At the option of the holder, subject to the terms of the indenture and the limitations applicable to global securities described in the applicable prospectus supplement, the holder of the debt securities of any series can exchange the debt securities for other debt securities of the same series, in any authorized denomination and of like tenor and aggregate principal amount.
Subject to the terms of the indenture and the limitations applicable to global securities set forth in the applicable prospectus supplement, holders of the debt securities may present the debt securities for exchange or for registration of transfer, duly endorsed or with the form of transfer endorsed thereon duly executed if so required by us or the security registrar, at the office of the security registrar or at the office of any transfer agent designated by us for this purpose. Unless otherwise provided in the debt securities that the holder presents for transfer or exchange, we will impose no service charge for any registration of transfer or exchange, but we may require payment of any taxes or other governmental charges.
We will name in the applicable prospectus supplement the security registrar, and any transfer agent in addition to the security registrar, that we initially designate for any debt securities. We may at any time designate additional transfer agents or rescind the designation of any transfer agent or approve a change in the office through which any transfer agent acts, except that we will be required to maintain a transfer agent in each place of payment for the debt securities of each series.

§ **The task**
Could you extract the debt securities passage between "At the option" and "aggregate principal amount.", inclusive? Work only from the debt securities passage.

§ **Supplied data**

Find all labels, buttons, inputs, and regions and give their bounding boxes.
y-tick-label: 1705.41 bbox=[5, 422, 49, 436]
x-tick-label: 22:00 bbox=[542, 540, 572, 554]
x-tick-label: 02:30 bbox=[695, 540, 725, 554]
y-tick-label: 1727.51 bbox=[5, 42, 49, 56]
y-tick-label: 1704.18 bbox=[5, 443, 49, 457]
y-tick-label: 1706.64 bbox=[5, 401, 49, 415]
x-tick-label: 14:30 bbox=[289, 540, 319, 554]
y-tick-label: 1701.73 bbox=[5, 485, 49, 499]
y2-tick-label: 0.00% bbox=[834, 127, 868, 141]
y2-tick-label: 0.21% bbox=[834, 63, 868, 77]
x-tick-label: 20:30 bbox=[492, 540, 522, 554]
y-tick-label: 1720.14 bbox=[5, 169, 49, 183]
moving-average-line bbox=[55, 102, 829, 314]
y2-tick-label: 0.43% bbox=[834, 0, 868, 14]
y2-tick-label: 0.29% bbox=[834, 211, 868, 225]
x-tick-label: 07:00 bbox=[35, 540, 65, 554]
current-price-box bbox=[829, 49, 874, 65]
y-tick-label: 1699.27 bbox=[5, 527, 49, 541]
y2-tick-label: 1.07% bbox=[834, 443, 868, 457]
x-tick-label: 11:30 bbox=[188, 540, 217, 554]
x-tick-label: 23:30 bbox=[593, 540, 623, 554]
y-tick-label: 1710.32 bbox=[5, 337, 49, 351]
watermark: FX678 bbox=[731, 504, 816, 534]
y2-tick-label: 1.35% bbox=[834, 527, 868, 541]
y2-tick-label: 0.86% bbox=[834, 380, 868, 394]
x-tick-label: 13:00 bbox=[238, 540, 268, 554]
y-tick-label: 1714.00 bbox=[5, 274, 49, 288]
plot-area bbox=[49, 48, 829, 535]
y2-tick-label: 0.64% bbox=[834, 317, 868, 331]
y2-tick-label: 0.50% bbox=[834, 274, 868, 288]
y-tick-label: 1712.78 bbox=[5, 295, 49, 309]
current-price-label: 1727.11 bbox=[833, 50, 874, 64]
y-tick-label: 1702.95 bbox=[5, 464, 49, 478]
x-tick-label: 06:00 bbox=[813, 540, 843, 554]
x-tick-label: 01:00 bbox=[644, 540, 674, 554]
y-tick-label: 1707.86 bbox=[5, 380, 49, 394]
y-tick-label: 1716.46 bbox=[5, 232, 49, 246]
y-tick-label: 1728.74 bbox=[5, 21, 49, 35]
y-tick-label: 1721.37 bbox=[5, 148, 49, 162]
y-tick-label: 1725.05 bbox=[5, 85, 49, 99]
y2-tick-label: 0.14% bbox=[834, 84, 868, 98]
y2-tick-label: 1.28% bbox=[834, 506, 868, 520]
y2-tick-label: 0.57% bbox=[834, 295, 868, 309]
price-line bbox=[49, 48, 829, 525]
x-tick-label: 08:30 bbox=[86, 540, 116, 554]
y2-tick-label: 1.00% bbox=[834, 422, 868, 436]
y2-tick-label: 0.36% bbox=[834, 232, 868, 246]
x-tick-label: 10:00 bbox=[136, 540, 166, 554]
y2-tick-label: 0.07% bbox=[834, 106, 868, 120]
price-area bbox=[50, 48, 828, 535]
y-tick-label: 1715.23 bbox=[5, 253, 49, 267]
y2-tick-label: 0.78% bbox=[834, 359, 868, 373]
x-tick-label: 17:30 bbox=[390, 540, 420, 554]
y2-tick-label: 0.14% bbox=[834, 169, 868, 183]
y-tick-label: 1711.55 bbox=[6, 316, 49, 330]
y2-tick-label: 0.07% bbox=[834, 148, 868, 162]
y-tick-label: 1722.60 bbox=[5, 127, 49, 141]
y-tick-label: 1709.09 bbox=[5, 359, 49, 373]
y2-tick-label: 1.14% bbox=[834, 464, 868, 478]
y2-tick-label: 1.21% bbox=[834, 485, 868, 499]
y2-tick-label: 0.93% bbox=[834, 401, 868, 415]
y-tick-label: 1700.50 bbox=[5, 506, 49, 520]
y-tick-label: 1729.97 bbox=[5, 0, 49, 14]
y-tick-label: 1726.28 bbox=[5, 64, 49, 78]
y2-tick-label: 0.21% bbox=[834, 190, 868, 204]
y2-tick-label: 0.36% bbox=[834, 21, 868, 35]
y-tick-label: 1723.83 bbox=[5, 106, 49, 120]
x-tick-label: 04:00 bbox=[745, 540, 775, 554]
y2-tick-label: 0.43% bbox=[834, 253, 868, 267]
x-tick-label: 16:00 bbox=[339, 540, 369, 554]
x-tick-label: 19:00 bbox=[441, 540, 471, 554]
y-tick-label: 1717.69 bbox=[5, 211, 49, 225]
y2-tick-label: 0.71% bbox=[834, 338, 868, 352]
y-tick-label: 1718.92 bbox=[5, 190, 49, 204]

§ **Output for this exercise**
At the option of the holder, subject to the terms of the indenture and the limitations applicable to global securities described in the applicable prospectus supplement, the holder of the debt securities of any series can exchange the debt securities for other debt securities of the same series, in any authorized denomination and of like tenor and aggregate principal amount.